DESCRIPTION OF THE TASK
Restate the entries below verbatim.

========

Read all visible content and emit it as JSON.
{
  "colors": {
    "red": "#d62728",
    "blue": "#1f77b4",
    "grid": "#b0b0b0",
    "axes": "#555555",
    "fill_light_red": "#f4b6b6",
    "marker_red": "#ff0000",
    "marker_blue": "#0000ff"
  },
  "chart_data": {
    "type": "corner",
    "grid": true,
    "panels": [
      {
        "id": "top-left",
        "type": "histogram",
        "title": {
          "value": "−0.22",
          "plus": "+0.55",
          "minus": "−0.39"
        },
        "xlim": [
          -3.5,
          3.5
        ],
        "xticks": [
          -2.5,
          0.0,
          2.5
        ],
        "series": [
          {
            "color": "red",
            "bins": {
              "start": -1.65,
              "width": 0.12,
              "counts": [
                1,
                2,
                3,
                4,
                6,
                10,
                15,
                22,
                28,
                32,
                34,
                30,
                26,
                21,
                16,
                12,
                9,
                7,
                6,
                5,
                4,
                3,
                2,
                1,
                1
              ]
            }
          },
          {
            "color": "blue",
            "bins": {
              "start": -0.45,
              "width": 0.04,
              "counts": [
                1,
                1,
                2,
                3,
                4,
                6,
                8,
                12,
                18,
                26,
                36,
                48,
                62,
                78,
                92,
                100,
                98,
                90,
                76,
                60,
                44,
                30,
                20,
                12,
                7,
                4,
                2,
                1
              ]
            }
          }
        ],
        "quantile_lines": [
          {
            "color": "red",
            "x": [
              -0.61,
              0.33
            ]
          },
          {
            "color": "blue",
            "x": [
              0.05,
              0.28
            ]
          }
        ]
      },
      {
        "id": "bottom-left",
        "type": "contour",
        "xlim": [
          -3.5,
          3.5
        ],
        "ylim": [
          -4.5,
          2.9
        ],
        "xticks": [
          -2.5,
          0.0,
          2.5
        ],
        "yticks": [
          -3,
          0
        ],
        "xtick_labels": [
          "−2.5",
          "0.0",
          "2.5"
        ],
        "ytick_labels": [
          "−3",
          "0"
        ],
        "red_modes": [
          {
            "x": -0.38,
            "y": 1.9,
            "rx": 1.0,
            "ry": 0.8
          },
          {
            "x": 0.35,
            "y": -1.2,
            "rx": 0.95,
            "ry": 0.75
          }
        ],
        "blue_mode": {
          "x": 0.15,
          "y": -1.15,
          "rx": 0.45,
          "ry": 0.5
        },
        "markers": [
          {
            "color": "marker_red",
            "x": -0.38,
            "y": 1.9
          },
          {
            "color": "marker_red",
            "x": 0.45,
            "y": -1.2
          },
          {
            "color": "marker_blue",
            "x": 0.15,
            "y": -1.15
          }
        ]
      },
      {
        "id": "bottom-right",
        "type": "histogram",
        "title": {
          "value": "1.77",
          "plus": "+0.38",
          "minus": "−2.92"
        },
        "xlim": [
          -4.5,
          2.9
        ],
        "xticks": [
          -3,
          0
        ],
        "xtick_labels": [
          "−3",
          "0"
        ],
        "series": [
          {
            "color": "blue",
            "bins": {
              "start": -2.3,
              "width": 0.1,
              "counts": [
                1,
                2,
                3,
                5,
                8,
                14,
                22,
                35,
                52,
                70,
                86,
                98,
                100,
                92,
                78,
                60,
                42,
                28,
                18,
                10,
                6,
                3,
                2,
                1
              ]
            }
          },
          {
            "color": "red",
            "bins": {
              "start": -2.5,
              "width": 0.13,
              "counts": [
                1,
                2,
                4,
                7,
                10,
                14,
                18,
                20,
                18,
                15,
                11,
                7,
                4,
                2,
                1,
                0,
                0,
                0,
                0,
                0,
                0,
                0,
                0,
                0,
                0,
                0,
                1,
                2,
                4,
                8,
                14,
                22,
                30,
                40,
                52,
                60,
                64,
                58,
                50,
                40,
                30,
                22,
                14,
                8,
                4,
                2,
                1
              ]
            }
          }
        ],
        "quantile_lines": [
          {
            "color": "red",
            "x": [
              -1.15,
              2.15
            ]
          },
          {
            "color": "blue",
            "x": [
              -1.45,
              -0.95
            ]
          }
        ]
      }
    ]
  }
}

========

THE RESULT
Read all visible content and emit it as JSON.
{
  "colors": {
    "red": "#d62728",
    "blue": "#1f77b4",
    "grid": "#b0b0b0",
    "axes": "#555555",
    "fill_light_red": "#f4b6b6",
    "marker_red": "#ff0000",
    "marker_blue": "#0000ff"
  },
  "chart_data": {
    "type": "corner",
    "grid": true,
    "panels": [
      {
        "id": "top-left",
        "type": "histogram",
        "title": {
          "value": "−0.22",
          "plus": "+0.55",
          "minus": "−0.39"
        },
        "xlim": [
          -3.5,
          3.5
        ],
        "xticks": [
          -2.5,
          0.0,
          2.5
        ],
        "series": [
          {
            "color": "red",
            "bins": {
              "start": -1.65,
              "width": 0.12,
              "counts": [
                1,
                2,
                3,
                4,
                6,
                10,
                15,
                22,
                28,
                32,
                34,
                30,
                26,
                21,
                16,
                12,
                9,
                7,
                6,
                5,
                4,
                3,
                2,
                1,
                1
              ]
            }
          },
          {
            "color": "blue",
            "bins": {
              "start": -0.45,
              "width": 0.04,
              "counts": [
                1,
                1,
                2,
                3,
                4,
                6,
                8,
                12,
                18,
                26,
                36,
                48,
                62,
                78,
                92,
                100,
                98,
                90,
                76,
                60,
                44,
                30,
                20,
                12,
                7,
                4,
                2,
                1
              ]
            }
          }
        ],
        "quantile_lines": [
          {
            "color": "red",
            "x": [
              -0.61,
              0.33
            ]
          },
          {
            "color": "blue",
            "x": [
              0.05,
              0.28
            ]
          }
        ]
      },
      {
        "id": "bottom-left",
        "type": "contour",
        "xlim": [
          -3.5,
          3.5
        ],
        "ylim": [
          -4.5,
          2.9
        ],
        "xticks": [
          -2.5,
          0.0,
          2.5
        ],
        "yticks": [
          -3,
          0
        ],
        "xtick_labels": [
          "−2.5",
          "0.0",
          "2.5"
        ],
        "ytick_labels": [
          "−3",
          "0"
        ],
        "red_modes": [
          {
            "x": -0.38,
            "y": 1.9,
            "rx": 1.0,
            "ry": 0.8
          },
          {
            "x": 0.35,
            "y": -1.2,
            "rx": 0.95,
            "ry": 0.75
          }
        ],
        "blue_mode": {
          "x": 0.15,
          "y": -1.15,
          "rx": 0.45,
          "ry": 0.5
        },
        "markers": [
          {
            "color": "marker_red",
            "x": -0.38,
            "y": 1.9
          },
          {
            "color": "marker_red",
            "x": 0.45,
            "y": -1.2
          },
          {
            "color": "marker_blue",
            "x": 0.15,
            "y": -1.15
          }
        ]
      },
      {
        "id": "bottom-right",
        "type": "histogram",
        "title": {
          "value": "1.77",
          "plus": "+0.38",
          "minus": "−2.92"
        },
        "xlim": [
          -4.5,
          2.9
        ],
        "xticks": [
          -3,
          0
        ],
        "xtick_labels": [
          "−3",
          "0"
        ],
        "series": [
          {
            "color": "blue",
            "bins": {
              "start": -2.3,
              "width": 0.1,
              "counts": [
                1,
                2,
                3,
                5,
                8,
                14,
                22,
                35,
                52,
                70,
                86,
                98,
                100,
                92,
                78,
                60,
                42,
                28,
                18,
                10,
                6,
                3,
                2,
                1
              ]
            }
          },
          {
            "color": "red",
            "bins": {
              "start": -2.5,
              "width": 0.13,
              "counts": [
                1,
                2,
                4,
                7,
                10,
                14,
                18,
                20,
                18,
                15,
                11,
                7,
                4,
                2,
                1,
                0,
                0,
                0,
                0,
                0,
                0,
                0,
                0,
                0,
                0,
                0,
                1,
                2,
                4,
                8,
                14,
                22,
                30,
                40,
                52,
                60,
                64,
                58,
                50,
                40,
                30,
                22,
                14,
                8,
                4,
                2,
                1
              ]
            }
          }
        ],
        "quantile_lines": [
          {
            "color": "red",
            "x": [
              -1.15,
              2.15
            ]
          },
          {
            "color": "blue",
            "x": [
              -1.45,
              -0.95
            ]
          }
        ]
      }
    ]
  }
}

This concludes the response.